*What is expected*. Reproduce the data below in full and exclude every picture.

──────── Input data ────────

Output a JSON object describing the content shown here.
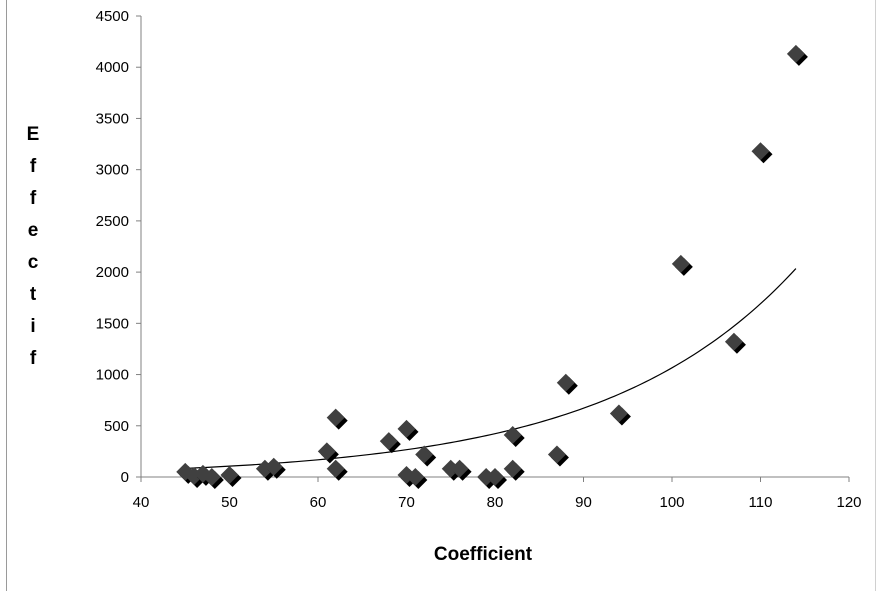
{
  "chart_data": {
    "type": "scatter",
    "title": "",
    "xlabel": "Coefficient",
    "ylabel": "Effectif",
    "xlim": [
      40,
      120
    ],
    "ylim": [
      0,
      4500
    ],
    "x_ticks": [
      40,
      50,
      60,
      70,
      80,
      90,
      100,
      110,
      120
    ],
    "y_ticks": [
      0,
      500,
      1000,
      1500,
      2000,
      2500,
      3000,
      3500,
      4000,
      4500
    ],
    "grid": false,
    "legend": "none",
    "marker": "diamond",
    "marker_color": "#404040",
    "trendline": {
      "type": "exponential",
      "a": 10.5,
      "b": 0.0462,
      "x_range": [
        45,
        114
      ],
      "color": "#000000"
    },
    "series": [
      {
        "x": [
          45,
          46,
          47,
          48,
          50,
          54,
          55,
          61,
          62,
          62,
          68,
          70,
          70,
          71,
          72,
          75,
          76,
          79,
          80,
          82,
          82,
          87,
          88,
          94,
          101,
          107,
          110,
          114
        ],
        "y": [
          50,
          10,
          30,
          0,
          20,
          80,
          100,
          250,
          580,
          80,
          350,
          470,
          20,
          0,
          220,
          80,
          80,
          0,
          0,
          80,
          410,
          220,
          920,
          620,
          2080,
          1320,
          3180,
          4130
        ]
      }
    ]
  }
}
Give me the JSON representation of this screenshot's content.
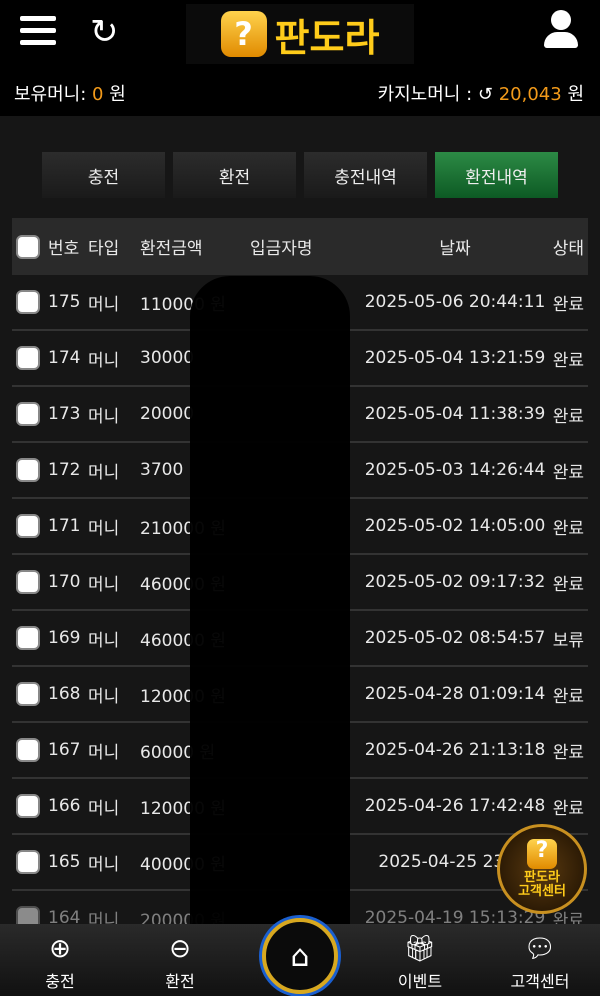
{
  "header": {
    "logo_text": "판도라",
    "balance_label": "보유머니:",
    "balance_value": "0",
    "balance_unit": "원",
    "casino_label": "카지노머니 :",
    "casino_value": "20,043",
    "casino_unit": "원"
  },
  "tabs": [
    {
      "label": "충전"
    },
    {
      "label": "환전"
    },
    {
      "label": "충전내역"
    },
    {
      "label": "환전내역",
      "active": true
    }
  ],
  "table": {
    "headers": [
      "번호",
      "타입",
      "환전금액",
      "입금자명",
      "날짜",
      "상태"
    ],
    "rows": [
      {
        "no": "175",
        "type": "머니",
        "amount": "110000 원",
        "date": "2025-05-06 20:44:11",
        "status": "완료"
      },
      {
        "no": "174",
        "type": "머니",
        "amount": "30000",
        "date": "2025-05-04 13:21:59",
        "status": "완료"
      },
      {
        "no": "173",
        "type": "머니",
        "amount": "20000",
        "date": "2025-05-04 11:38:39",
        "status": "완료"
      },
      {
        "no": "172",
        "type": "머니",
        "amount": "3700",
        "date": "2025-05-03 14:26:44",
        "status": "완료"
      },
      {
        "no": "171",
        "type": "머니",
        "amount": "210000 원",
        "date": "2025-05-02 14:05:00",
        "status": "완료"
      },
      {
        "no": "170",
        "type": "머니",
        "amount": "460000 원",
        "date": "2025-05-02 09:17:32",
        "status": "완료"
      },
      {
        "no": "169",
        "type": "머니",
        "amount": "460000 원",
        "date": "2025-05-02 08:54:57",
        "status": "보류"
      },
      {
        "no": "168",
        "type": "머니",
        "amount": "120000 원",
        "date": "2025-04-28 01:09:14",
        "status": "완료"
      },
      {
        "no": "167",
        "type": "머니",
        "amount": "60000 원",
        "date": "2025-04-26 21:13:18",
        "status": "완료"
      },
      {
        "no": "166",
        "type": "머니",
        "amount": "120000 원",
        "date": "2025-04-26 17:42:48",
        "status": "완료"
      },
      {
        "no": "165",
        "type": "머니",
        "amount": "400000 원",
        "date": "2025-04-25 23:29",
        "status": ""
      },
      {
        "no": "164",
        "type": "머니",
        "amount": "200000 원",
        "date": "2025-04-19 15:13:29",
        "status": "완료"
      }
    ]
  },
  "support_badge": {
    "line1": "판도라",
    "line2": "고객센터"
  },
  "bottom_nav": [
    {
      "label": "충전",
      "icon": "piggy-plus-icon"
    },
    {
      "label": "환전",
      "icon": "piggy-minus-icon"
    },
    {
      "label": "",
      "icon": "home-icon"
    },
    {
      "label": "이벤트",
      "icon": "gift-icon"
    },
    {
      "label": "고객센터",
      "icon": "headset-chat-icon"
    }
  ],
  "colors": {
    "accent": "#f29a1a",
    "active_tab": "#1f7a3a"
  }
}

────────

*Completed task*.
Output a JSON object describing the content shown here.
{
  "chart_data": {
    "type": "scatter",
    "title": "",
    "xlabel": "Coefficient",
    "ylabel": "Effectif",
    "xlim": [
      40,
      120
    ],
    "ylim": [
      0,
      4500
    ],
    "x_ticks": [
      40,
      50,
      60,
      70,
      80,
      90,
      100,
      110,
      120
    ],
    "y_ticks": [
      0,
      500,
      1000,
      1500,
      2000,
      2500,
      3000,
      3500,
      4000,
      4500
    ],
    "grid": false,
    "legend": "none",
    "marker": "diamond",
    "marker_color": "#404040",
    "trendline": {
      "type": "exponential",
      "a": 10.5,
      "b": 0.0462,
      "x_range": [
        45,
        114
      ],
      "color": "#000000"
    },
    "series": [
      {
        "x": [
          45,
          46,
          47,
          48,
          50,
          54,
          55,
          61,
          62,
          62,
          68,
          70,
          70,
          71,
          72,
          75,
          76,
          79,
          80,
          82,
          82,
          87,
          88,
          94,
          101,
          107,
          110,
          114
        ],
        "y": [
          50,
          10,
          30,
          0,
          20,
          80,
          100,
          250,
          580,
          80,
          350,
          470,
          20,
          0,
          220,
          80,
          80,
          0,
          0,
          80,
          410,
          220,
          920,
          620,
          2080,
          1320,
          3180,
          4130
        ]
      }
    ]
  }
}
Give me the JSON representation of this screenshot's content.
{
  "header": {
    "logo_text": "판도라",
    "balance_label": "보유머니:",
    "balance_value": "0",
    "balance_unit": "원",
    "casino_label": "카지노머니 :",
    "casino_value": "20,043",
    "casino_unit": "원"
  },
  "tabs": [
    {
      "label": "충전"
    },
    {
      "label": "환전"
    },
    {
      "label": "충전내역"
    },
    {
      "label": "환전내역",
      "active": true
    }
  ],
  "table": {
    "headers": [
      "번호",
      "타입",
      "환전금액",
      "입금자명",
      "날짜",
      "상태"
    ],
    "rows": [
      {
        "no": "175",
        "type": "머니",
        "amount": "110000 원",
        "date": "2025-05-06 20:44:11",
        "status": "완료"
      },
      {
        "no": "174",
        "type": "머니",
        "amount": "30000",
        "date": "2025-05-04 13:21:59",
        "status": "완료"
      },
      {
        "no": "173",
        "type": "머니",
        "amount": "20000",
        "date": "2025-05-04 11:38:39",
        "status": "완료"
      },
      {
        "no": "172",
        "type": "머니",
        "amount": "3700",
        "date": "2025-05-03 14:26:44",
        "status": "완료"
      },
      {
        "no": "171",
        "type": "머니",
        "amount": "210000 원",
        "date": "2025-05-02 14:05:00",
        "status": "완료"
      },
      {
        "no": "170",
        "type": "머니",
        "amount": "460000 원",
        "date": "2025-05-02 09:17:32",
        "status": "완료"
      },
      {
        "no": "169",
        "type": "머니",
        "amount": "460000 원",
        "date": "2025-05-02 08:54:57",
        "status": "보류"
      },
      {
        "no": "168",
        "type": "머니",
        "amount": "120000 원",
        "date": "2025-04-28 01:09:14",
        "status": "완료"
      },
      {
        "no": "167",
        "type": "머니",
        "amount": "60000 원",
        "date": "2025-04-26 21:13:18",
        "status": "완료"
      },
      {
        "no": "166",
        "type": "머니",
        "amount": "120000 원",
        "date": "2025-04-26 17:42:48",
        "status": "완료"
      },
      {
        "no": "165",
        "type": "머니",
        "amount": "400000 원",
        "date": "2025-04-25 23:29",
        "status": ""
      },
      {
        "no": "164",
        "type": "머니",
        "amount": "200000 원",
        "date": "2025-04-19 15:13:29",
        "status": "완료"
      }
    ]
  },
  "support_badge": {
    "line1": "판도라",
    "line2": "고객센터"
  },
  "bottom_nav": [
    {
      "label": "충전",
      "icon": "piggy-plus-icon"
    },
    {
      "label": "환전",
      "icon": "piggy-minus-icon"
    },
    {
      "label": "",
      "icon": "home-icon"
    },
    {
      "label": "이벤트",
      "icon": "gift-icon"
    },
    {
      "label": "고객센터",
      "icon": "headset-chat-icon"
    }
  ],
  "colors": {
    "accent": "#f29a1a",
    "active_tab": "#1f7a3a"
  }
}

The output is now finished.